# Problem details
Read the records below. Copy each line where the string "this" occurs.

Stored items
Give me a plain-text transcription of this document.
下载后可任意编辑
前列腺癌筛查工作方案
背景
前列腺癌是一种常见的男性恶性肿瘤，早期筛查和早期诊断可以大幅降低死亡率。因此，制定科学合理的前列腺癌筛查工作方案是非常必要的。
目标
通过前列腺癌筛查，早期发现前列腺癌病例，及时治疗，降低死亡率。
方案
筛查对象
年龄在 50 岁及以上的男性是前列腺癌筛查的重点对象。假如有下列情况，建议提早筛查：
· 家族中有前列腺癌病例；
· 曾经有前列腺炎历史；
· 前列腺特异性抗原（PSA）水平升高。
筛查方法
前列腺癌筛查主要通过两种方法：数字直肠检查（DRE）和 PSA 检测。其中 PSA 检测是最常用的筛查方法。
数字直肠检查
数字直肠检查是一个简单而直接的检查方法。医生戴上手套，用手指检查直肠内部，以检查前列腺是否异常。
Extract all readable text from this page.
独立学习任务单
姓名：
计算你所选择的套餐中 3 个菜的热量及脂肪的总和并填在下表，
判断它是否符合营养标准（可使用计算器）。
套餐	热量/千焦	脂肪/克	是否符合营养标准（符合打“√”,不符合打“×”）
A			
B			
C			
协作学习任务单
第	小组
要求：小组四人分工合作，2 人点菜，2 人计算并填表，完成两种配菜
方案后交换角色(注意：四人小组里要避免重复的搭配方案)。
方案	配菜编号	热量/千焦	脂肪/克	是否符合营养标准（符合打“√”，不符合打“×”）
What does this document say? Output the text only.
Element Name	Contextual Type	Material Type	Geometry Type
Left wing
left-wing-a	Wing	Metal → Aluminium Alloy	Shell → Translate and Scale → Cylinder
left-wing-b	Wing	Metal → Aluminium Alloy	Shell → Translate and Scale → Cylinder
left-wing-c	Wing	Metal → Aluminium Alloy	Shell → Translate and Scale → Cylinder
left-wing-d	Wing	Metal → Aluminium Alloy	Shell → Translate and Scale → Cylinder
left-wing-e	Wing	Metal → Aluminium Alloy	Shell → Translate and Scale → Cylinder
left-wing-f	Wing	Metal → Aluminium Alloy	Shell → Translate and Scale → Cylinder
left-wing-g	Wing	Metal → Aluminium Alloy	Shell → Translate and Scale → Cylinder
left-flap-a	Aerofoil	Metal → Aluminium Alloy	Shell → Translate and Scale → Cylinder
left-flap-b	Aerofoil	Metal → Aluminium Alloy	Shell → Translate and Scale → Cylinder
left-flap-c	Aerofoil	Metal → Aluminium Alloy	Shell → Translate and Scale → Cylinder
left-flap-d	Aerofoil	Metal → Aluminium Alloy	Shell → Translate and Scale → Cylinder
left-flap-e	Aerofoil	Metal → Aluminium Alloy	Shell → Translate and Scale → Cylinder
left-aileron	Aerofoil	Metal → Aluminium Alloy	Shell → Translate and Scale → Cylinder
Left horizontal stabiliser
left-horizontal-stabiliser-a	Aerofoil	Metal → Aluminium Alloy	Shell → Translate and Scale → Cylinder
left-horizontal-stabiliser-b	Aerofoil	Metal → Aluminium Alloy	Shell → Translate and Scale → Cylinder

# Expected answer
Give me a plain-text transcription of this document.
Extract all readable text from this page.
What does this document say? Output the text only.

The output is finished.